WORK INSTRUCTIONS: Take each line that has the word "подпрограмме" and return it.

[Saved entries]
*****

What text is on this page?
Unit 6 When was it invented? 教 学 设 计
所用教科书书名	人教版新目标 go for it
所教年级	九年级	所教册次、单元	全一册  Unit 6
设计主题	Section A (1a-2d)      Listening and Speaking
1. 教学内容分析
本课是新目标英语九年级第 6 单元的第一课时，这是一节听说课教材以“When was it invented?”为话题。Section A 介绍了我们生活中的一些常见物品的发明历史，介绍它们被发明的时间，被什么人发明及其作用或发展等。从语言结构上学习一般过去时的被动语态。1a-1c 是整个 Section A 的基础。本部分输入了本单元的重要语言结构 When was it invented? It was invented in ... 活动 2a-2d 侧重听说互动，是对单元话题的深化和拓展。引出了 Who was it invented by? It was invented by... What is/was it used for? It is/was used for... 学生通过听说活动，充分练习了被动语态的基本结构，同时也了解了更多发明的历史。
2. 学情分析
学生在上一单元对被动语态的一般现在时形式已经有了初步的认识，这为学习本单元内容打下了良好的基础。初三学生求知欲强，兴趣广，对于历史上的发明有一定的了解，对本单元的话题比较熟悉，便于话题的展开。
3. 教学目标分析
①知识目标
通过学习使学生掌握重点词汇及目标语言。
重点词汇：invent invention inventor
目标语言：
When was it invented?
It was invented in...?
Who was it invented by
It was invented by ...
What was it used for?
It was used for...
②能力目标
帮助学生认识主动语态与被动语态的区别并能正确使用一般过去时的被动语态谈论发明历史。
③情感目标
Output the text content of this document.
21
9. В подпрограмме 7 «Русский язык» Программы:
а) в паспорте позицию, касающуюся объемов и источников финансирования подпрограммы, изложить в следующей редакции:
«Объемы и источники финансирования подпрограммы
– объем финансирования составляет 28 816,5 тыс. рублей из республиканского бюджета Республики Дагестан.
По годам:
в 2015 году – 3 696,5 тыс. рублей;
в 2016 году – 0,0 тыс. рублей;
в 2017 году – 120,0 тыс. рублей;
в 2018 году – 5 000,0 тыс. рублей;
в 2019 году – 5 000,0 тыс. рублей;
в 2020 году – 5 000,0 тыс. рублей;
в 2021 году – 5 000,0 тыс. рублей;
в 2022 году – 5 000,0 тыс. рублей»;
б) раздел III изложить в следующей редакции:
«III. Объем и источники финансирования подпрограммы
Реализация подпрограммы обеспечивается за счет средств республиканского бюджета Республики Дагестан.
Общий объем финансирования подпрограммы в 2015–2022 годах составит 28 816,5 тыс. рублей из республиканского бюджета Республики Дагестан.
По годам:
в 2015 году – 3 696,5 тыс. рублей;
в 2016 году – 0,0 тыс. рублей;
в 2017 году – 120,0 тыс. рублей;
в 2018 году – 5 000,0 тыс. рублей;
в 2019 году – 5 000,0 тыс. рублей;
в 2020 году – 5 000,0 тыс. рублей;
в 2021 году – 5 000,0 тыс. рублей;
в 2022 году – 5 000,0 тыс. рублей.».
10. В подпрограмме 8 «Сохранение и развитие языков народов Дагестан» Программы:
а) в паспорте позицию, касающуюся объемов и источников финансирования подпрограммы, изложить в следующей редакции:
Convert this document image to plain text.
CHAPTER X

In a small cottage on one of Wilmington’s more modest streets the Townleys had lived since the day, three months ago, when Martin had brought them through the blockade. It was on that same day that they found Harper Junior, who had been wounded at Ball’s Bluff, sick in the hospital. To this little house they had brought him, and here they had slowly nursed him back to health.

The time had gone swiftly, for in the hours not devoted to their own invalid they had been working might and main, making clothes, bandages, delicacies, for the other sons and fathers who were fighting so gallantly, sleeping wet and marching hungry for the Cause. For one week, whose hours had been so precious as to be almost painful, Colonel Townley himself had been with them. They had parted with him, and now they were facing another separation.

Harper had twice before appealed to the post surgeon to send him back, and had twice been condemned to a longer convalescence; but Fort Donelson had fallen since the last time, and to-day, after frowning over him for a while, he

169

*****

SOLUTION:
9. В подпрограмме 7 «Русский язык» Программы:
10. В подпрограмме 8 «Сохранение и развитие языков народов Дагестан» Программы:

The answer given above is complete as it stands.